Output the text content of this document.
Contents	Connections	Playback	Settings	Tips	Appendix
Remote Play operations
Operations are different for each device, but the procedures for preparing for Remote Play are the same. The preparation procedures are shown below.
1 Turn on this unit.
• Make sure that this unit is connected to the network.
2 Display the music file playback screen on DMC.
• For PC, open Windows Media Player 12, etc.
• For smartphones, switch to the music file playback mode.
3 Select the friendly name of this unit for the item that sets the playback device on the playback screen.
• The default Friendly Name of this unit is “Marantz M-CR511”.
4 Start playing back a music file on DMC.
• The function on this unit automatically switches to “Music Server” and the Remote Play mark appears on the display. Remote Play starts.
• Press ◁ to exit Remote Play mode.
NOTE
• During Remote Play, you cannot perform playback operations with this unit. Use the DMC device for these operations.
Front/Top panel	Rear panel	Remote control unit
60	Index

#### INSTRUCTION
Locate the word "Remote" in the records and collect each line it appears in.

#### ANSWER TO THIS EXERCISE
Remote Play operations
Operations are different for each device, but the procedures for preparing for Remote Play are the same. The preparation procedures are shown below.
• The function on this unit automatically switches to “Music Server” and the Remote Play mark appears on the display. Remote Play starts.
• Press ◁ to exit Remote Play mode.
• During Remote Play, you cannot perform playback operations with this unit. Use the DMC device for these operations.
Front/Top panel	Rear panel	Remote control unit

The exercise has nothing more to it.